── Supplied information

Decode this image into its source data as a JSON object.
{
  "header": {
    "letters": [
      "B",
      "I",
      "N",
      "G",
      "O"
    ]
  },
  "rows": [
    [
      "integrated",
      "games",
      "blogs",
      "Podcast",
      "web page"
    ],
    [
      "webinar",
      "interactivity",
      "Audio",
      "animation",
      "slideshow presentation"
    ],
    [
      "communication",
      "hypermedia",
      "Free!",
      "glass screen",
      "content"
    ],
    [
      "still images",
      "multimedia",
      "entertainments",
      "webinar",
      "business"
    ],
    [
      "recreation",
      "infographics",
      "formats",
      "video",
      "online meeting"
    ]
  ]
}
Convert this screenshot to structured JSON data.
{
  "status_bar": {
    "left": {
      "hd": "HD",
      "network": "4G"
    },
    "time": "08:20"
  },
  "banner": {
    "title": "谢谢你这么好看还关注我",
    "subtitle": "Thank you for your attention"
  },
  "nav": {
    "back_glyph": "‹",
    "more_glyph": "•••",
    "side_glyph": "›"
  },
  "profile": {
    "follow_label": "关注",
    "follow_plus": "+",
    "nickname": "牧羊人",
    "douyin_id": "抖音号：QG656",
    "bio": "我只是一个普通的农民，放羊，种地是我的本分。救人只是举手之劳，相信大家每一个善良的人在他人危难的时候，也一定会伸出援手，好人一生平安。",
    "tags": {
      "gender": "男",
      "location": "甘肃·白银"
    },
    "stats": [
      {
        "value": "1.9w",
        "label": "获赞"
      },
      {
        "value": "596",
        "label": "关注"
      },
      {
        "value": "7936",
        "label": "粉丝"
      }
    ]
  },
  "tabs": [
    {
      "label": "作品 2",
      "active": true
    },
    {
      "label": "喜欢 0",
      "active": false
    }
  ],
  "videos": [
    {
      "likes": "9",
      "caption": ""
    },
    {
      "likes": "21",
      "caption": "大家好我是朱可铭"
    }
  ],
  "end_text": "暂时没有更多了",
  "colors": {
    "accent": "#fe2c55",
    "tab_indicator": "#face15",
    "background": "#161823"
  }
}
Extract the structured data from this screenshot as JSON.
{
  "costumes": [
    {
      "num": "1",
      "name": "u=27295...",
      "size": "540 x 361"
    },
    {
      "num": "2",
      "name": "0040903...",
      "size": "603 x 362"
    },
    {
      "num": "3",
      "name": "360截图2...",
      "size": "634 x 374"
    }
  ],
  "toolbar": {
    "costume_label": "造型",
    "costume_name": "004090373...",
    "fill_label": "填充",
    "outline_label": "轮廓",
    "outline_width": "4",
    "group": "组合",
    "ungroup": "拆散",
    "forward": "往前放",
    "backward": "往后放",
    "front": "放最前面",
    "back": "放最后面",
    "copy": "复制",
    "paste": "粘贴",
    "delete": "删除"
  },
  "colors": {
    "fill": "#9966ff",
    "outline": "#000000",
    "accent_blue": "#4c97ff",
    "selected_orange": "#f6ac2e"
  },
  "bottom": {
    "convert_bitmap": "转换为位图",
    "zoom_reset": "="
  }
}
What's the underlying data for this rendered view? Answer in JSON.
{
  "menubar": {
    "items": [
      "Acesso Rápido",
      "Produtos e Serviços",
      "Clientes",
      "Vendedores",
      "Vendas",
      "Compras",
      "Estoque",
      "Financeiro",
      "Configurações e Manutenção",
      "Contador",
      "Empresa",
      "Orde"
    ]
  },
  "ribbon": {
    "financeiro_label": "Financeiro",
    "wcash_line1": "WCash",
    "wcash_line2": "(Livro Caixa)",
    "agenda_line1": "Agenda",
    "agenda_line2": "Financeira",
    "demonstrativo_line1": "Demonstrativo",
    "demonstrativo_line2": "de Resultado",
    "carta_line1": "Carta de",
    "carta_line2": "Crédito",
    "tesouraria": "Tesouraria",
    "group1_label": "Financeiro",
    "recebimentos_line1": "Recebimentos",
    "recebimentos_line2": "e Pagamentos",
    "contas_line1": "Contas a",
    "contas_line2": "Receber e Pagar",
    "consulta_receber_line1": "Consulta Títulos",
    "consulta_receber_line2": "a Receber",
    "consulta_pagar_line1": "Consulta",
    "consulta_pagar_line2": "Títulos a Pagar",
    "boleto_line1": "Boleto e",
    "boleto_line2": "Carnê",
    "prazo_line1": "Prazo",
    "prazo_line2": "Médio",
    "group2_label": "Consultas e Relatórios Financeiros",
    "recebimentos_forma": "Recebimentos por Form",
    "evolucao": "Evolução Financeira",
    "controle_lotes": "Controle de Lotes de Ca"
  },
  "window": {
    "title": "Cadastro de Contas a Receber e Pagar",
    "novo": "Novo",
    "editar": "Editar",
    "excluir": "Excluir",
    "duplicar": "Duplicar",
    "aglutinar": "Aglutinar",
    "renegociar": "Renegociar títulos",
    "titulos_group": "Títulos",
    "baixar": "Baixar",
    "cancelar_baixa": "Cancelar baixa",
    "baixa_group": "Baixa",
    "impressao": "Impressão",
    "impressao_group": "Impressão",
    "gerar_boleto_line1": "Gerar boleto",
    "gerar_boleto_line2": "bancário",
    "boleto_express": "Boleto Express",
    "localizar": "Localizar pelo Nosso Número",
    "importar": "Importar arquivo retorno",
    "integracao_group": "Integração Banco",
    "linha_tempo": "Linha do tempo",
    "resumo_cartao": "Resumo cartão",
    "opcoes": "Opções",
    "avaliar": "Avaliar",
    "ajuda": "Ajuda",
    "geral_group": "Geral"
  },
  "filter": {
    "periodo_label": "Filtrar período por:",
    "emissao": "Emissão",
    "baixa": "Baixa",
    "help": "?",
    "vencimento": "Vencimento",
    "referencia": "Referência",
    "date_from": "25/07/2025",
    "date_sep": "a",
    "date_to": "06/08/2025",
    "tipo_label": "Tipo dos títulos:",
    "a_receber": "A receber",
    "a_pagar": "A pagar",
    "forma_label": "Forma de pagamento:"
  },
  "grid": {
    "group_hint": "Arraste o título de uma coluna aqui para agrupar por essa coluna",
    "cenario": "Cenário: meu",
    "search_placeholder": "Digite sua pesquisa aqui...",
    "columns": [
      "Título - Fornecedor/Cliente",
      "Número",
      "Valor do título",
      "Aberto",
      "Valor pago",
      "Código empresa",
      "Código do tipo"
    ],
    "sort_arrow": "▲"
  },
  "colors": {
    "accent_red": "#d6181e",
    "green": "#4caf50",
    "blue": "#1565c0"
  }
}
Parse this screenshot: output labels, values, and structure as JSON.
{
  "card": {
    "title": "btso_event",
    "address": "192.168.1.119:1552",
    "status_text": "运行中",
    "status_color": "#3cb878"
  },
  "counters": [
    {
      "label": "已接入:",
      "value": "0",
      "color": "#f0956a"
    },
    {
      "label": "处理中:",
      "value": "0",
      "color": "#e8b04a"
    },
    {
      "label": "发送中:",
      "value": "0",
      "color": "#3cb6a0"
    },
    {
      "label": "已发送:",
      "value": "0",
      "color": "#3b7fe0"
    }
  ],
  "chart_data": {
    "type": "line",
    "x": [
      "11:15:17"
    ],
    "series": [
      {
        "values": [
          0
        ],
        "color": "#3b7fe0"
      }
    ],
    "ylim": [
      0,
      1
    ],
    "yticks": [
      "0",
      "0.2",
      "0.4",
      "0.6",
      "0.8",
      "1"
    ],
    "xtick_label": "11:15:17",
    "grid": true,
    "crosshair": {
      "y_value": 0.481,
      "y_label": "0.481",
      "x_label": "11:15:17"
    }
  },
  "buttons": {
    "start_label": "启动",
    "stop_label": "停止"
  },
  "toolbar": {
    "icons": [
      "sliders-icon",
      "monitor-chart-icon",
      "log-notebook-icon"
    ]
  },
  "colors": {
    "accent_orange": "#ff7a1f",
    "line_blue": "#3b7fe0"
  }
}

────

Problem requirements =
All lines from the one containing "Parse this screenshot: output" through the end of the records, both ends included, are to be quoted exactly; please add nothing else.

Full solution =
Parse this screenshot: output labels, values, and structure as JSON.
{
  "card": {
    "title": "btso_event",
    "address": "192.168.1.119:1552",
    "status_text": "运行中",
    "status_color": "#3cb878"
  },
  "counters": [
    {
      "label": "已接入:",
      "value": "0",
      "color": "#f0956a"
    },
    {
      "label": "处理中:",
      "value": "0",
      "color": "#e8b04a"
    },
    {
      "label": "发送中:",
      "value": "0",
      "color": "#3cb6a0"
    },
    {
      "label": "已发送:",
      "value": "0",
      "color": "#3b7fe0"
    }
  ],
  "chart_data": {
    "type": "line",
    "x": [
      "11:15:17"
    ],
    "series": [
      {
        "values": [
          0
        ],
        "color": "#3b7fe0"
      }
    ],
    "ylim": [
      0,
      1
    ],
    "yticks": [
      "0",
      "0.2",
      "0.4",
      "0.6",
      "0.8",
      "1"
    ],
    "xtick_label": "11:15:17",
    "grid": true,
    "crosshair": {
      "y_value": 0.481,
      "y_label": "0.481",
      "x_label": "11:15:17"
    }
  },
  "buttons": {
    "start_label": "启动",
    "stop_label": "停止"
  },
  "toolbar": {
    "icons": [
      "sliders-icon",
      "monitor-chart-icon",
      "log-notebook-icon"
    ]
  },
  "colors": {
    "accent_orange": "#ff7a1f",
    "line_blue": "#3b7fe0"
  }
}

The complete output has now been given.